Tareas planteadas
A. Indica si cada afirmación concuerda con el texto sobre el menosprecio de la vida rural, con sí o no y las palabras del texto que lo deciden, citadas literalmente.
(i) El profesor Jáuregui explicó la razón de las modas.
(ii) La palabra «agronomía» ha entrado en desuso.
(iii) El texto presenta la ecología como el summum de la ciencia.
B. Responde a estas preguntas según el texto sobre el menosprecio de la vida rural.
(i) ¿Cómo describió el profesor Jáuregui el comportamiento de nuestro cerebro?
(ii) ¿De quién es el elogio de la vida en el campo que se cita?
(iii) ¿Por qué término se pretende sustituir la palabra «agronomía»?
C. Continúa, por favor, el texto sobre el menosprecio de la vida rural a partir de su última frase.

Pasaje mostrado
┏━━

El profesor Jáuregui, que tan magistralmente nos descubrió el comportamiento de nuestro cerebro como un entramado de emociones, no nos dijo nada de la razón de las modas, o mejor de su sinrazón, ese fenómeno por el cual nos volvemos un poco borregos, y solo después de que hayan cesado somos capaces de descubrir la fealdad o estupidez de algunas de ellas. Y si ese fenómeno es poco explicable, mucho menos lo es la generalización de lo detestable, sentimiento existente actualmente respecto a la vida del campo.
De aquel elogio de Fray Luis de León –Dichoso el humilde estado/ del sabio que se retira/ de aqueste mundo malvado/ y con pobre mesa y casa/ en el campo deleitoso/ con sólo Dios se compasa/ y a solas su vida pasa/ ni envidiado ni envidioso– se ha pasado a una desconsideración de la vida rural, menosprecio que se comprueba con el significado peyorativo que se da a palabras como rústico, aldeano, pueblerino, campestre, etc., hasta tal punto que la palabra ‘agronomía’, que se refiere al desarrollo de la agricultura con principios científicos, ha entrado en desuso y se pretende sustituir por el de agroecología, producto de la ‘moda’ de que la ecología es el summum de la ciencia, y no una disciplina más que forma parte de la biología, tan importante esta como la física, la química, las matemáticas, etc.

┗━━

Datos aportados

┏━━

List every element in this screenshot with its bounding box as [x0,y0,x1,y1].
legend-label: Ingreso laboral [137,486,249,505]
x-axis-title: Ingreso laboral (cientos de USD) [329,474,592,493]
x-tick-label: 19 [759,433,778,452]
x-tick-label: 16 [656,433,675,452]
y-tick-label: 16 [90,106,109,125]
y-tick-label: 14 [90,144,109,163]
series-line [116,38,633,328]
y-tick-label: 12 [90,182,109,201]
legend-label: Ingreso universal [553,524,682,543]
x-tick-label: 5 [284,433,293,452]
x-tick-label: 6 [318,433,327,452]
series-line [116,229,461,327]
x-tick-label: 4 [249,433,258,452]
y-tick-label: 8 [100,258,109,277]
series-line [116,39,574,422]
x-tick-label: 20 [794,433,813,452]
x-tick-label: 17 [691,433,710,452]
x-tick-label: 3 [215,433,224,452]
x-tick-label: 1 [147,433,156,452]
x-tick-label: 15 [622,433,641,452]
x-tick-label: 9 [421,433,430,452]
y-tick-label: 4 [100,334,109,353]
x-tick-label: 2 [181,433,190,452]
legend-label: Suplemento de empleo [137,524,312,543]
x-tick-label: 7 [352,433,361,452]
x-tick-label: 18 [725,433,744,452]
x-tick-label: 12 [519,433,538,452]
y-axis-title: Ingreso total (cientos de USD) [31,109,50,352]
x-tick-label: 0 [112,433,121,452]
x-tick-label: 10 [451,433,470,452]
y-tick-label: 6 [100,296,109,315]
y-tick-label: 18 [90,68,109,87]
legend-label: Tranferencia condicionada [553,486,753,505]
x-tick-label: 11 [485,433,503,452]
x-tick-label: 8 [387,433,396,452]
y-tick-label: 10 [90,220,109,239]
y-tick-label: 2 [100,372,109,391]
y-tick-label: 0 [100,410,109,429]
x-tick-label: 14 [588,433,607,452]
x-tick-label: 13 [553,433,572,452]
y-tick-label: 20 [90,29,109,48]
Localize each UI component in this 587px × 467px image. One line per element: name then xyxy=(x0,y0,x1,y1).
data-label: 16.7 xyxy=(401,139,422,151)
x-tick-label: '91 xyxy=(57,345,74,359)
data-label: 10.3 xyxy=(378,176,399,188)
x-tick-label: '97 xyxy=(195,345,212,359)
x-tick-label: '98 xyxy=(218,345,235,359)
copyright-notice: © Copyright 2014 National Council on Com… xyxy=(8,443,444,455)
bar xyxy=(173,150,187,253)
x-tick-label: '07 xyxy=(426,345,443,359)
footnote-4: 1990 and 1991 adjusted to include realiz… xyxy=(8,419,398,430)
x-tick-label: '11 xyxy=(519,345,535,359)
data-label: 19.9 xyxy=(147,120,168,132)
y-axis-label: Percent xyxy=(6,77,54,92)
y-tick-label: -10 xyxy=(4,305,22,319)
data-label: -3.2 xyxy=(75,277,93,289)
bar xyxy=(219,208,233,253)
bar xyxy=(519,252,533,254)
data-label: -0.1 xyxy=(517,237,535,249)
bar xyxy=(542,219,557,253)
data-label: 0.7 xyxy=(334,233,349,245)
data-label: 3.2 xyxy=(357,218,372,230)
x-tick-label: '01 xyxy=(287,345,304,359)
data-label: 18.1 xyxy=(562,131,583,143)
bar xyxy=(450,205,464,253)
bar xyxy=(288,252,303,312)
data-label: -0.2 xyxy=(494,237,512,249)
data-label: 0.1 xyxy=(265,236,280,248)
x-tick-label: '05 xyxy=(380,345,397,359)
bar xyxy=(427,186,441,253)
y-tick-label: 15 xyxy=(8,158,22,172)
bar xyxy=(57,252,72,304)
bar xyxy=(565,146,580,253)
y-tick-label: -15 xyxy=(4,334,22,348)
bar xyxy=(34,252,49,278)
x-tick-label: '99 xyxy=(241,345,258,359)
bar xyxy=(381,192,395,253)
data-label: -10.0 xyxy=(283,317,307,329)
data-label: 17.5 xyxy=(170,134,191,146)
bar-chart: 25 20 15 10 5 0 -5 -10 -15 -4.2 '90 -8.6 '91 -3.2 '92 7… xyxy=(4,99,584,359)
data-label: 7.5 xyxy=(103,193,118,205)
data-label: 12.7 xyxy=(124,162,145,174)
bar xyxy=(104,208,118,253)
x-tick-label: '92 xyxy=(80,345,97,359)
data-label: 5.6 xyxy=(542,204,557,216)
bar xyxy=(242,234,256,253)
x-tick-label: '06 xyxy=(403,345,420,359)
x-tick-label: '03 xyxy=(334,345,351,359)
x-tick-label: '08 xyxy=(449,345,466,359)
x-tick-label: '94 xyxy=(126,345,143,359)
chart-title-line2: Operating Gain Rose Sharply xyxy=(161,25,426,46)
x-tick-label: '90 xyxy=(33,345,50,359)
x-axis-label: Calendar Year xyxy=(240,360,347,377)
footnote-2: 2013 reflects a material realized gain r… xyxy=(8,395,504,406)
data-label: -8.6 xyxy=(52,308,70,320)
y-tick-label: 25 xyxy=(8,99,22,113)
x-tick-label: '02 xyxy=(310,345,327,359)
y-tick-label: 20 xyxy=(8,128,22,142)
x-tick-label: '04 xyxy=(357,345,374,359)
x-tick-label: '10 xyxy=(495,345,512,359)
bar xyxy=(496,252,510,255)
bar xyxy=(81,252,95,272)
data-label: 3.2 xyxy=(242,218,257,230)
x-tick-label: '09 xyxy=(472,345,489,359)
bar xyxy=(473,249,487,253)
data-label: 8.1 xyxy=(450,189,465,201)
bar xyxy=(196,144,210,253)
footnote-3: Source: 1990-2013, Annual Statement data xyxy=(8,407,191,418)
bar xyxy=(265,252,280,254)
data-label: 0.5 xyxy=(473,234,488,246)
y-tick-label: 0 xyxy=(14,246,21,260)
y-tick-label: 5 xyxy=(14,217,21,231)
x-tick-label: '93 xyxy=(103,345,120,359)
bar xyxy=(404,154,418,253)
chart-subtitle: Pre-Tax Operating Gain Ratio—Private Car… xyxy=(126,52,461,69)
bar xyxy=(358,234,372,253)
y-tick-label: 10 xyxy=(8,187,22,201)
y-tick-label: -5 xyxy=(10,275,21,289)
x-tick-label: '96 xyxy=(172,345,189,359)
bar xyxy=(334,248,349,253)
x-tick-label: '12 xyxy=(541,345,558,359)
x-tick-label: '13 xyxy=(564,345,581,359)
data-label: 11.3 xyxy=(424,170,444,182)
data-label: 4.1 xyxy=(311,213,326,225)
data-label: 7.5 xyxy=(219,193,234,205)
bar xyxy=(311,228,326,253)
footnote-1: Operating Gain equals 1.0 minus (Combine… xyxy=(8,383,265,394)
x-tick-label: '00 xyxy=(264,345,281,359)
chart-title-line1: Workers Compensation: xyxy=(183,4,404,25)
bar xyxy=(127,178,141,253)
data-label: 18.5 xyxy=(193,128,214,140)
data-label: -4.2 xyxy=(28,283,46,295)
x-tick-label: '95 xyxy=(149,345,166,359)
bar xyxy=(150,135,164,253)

┗━━

Respuestas por tarea
A.
(i) No: «no nos dijo nada de la razón de las modas».
(ii) Sí: «ha entrado en desuso».
(iii) No: «producto de la ‘moda’ de que la ecología es el summum de la ciencia, y no una disciplina más que forma parte de la biología».

B.
(i) Como un entramado de emociones.
(ii) De Fray Luis de León.
(iii) Por el de agroecología.

C.
No hace mucho, uno de los suplementos semanales más prestigiosos del país publicaba un extenso reportaje sobre la excelencia de las leguminosas y, como ejemplo de ellas, habían elegido el ‘guisante neozelandés’, ante lo cual uno se pregunta: –¿Y era necesario haber ido tan lejos para escoger una variedad de legumbre? No porque incomode la elección de una variedad extranjera, sino porque ello nos hace sospechar de la ignorancia que tiene ese periódico respecto a los conocimientos y recursos agronómicos existentes en nuestro país sobre el cultivo y aprovechamiento de las leguminosas, mejoras extraordinarias que han realizado los investigadores españoles desde el pasado siglo.